--- Your goal ---
From the entries below, gather each line containing the word "JSON".

** Start of Entries shown **

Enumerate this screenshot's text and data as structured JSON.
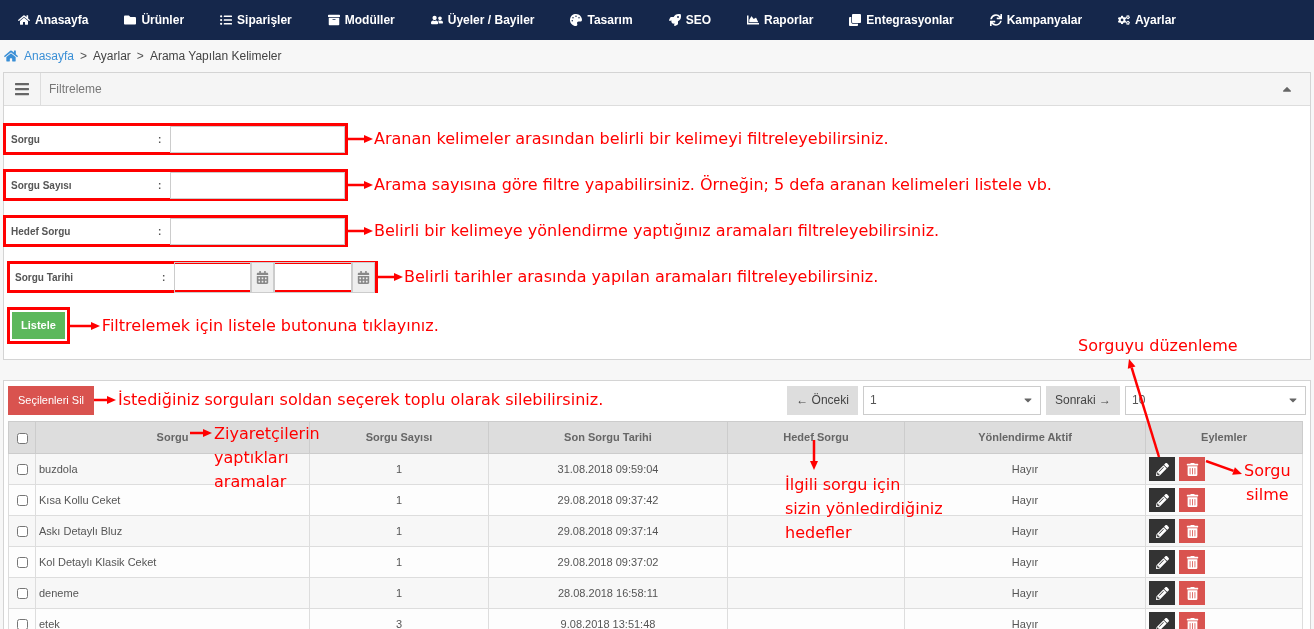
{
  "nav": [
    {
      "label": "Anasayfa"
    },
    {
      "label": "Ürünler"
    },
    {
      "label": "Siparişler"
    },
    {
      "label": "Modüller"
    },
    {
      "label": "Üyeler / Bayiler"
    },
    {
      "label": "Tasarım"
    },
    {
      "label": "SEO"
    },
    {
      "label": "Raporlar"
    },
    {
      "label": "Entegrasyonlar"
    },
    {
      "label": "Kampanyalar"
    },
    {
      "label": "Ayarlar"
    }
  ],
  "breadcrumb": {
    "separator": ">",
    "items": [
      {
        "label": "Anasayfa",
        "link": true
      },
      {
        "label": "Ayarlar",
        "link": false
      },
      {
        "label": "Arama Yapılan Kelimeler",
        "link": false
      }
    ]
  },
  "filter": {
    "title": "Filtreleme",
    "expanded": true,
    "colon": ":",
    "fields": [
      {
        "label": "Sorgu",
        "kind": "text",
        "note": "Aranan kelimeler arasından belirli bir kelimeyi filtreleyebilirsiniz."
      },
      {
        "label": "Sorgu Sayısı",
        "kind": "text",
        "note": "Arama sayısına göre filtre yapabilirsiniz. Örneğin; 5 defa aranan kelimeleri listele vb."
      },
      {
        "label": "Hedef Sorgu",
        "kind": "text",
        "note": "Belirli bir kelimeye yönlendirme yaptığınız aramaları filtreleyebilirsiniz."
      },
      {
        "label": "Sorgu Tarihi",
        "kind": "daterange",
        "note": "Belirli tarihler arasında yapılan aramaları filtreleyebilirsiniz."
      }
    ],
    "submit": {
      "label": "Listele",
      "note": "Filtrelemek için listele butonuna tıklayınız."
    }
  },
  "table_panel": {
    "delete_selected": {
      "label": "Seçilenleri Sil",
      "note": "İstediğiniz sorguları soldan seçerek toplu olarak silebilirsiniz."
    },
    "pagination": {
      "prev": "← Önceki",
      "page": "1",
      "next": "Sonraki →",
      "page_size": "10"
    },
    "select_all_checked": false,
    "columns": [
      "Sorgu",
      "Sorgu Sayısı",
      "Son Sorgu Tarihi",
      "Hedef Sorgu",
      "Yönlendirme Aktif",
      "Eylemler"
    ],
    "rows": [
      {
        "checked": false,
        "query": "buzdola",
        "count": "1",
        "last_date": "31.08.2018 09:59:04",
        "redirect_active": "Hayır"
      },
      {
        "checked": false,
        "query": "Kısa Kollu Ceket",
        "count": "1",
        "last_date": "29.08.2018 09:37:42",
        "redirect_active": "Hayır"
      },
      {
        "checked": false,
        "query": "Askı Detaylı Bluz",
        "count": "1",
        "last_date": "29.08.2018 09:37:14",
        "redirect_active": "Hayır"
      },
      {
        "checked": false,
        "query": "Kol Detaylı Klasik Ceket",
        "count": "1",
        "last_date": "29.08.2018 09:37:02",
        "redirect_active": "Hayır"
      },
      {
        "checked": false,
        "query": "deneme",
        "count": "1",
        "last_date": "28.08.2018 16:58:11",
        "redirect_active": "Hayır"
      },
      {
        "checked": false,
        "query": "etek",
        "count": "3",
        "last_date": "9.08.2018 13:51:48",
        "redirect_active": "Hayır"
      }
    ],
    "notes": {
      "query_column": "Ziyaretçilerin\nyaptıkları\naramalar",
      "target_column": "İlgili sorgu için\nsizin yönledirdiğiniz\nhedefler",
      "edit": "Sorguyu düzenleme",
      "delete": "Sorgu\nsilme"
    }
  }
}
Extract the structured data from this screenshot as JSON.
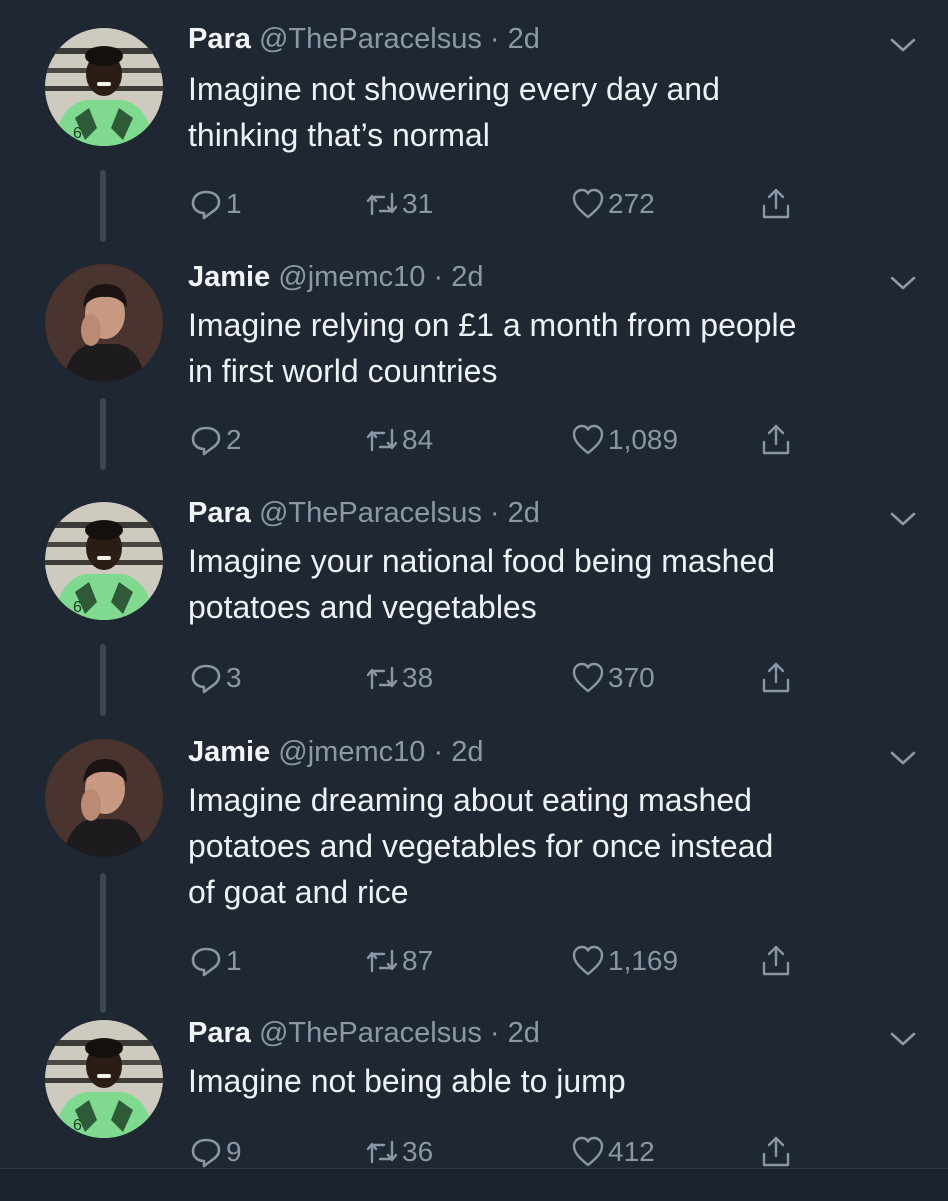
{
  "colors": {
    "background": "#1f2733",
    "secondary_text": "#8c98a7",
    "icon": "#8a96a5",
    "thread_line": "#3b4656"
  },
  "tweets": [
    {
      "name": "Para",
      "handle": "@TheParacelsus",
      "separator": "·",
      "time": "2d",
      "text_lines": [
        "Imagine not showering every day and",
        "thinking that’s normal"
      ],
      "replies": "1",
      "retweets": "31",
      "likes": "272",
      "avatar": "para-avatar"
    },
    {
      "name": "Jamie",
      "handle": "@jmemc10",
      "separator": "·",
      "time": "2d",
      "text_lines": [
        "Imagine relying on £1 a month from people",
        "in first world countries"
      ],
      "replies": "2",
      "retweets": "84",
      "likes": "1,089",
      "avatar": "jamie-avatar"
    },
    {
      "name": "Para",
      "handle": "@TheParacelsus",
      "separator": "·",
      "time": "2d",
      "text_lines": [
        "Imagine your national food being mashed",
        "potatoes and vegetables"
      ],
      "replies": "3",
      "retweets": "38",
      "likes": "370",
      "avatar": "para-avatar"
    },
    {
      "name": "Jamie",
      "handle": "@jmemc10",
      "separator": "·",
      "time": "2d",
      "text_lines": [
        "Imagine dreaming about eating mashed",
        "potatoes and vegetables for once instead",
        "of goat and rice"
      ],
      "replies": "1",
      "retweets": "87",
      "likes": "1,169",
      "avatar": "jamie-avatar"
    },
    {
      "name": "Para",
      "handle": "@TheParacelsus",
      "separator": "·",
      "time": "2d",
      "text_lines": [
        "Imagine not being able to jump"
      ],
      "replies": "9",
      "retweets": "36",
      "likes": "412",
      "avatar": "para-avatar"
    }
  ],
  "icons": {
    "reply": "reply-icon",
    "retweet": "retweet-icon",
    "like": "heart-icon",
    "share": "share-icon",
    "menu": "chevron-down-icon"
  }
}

** End of Entries shown **
** Start of Entries shown **

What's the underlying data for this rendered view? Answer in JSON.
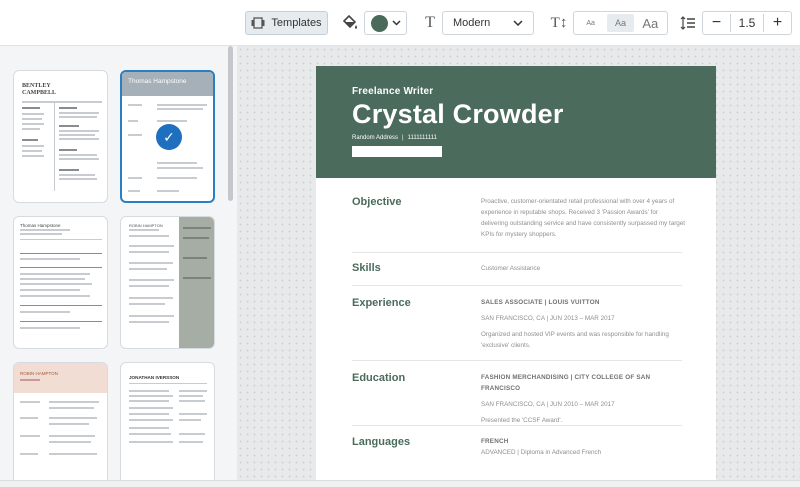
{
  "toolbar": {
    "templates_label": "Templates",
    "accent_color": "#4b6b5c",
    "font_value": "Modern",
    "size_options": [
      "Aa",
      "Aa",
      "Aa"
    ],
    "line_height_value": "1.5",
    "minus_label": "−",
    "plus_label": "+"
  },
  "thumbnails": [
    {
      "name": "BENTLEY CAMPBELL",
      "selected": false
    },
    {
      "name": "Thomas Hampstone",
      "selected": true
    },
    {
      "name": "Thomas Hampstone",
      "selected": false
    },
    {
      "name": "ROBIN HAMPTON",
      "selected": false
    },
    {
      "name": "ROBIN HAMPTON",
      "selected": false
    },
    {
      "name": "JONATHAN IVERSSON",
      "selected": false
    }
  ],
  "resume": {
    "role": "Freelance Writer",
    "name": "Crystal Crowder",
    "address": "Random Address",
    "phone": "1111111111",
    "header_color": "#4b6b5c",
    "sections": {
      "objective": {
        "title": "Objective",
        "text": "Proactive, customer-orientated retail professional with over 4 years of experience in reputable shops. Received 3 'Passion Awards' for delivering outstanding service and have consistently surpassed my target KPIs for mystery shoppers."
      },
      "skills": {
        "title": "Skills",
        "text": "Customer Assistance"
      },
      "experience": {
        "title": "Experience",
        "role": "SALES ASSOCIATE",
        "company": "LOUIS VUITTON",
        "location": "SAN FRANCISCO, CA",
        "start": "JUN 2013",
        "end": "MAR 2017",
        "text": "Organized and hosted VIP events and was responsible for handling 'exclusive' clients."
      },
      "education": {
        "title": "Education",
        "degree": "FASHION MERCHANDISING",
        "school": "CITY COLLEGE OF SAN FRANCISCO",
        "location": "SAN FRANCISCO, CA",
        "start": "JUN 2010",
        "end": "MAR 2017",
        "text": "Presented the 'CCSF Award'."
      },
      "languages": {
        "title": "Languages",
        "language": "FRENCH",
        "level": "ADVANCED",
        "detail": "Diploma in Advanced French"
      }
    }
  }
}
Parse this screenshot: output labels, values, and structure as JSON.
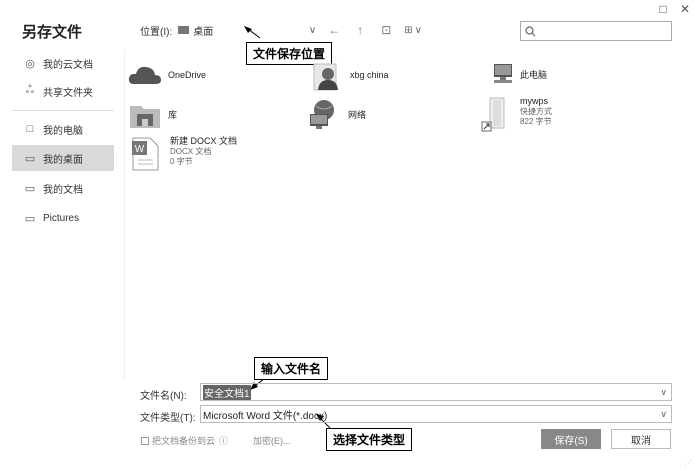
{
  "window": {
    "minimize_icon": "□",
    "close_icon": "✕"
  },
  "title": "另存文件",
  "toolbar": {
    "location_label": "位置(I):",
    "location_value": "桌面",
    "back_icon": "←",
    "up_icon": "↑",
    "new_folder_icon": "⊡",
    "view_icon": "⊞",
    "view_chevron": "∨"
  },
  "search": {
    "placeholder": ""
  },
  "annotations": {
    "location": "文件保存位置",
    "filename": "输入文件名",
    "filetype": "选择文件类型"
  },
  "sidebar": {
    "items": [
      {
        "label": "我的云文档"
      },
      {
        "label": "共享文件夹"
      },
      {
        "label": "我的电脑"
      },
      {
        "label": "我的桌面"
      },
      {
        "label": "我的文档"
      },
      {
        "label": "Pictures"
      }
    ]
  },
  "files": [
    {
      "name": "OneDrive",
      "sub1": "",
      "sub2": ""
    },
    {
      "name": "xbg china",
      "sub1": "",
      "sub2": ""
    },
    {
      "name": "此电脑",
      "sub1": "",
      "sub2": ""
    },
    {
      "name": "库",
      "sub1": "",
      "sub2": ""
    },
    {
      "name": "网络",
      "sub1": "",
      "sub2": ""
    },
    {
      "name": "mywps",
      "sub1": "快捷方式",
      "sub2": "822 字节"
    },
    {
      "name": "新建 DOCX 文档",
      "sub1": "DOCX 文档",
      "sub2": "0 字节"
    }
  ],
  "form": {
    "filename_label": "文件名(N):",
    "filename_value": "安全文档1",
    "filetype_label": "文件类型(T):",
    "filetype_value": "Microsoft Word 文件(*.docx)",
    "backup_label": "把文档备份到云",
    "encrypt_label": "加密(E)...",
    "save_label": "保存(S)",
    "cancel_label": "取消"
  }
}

** End of Entries shown **

--- Response to the exercise ---
Enumerate this screenshot's text and data as structured JSON.
Extract the structured data from this screenshot as JSON.
What's the underlying data for this rendered view? Answer in JSON.
Parse this screenshot: output labels, values, and structure as JSON.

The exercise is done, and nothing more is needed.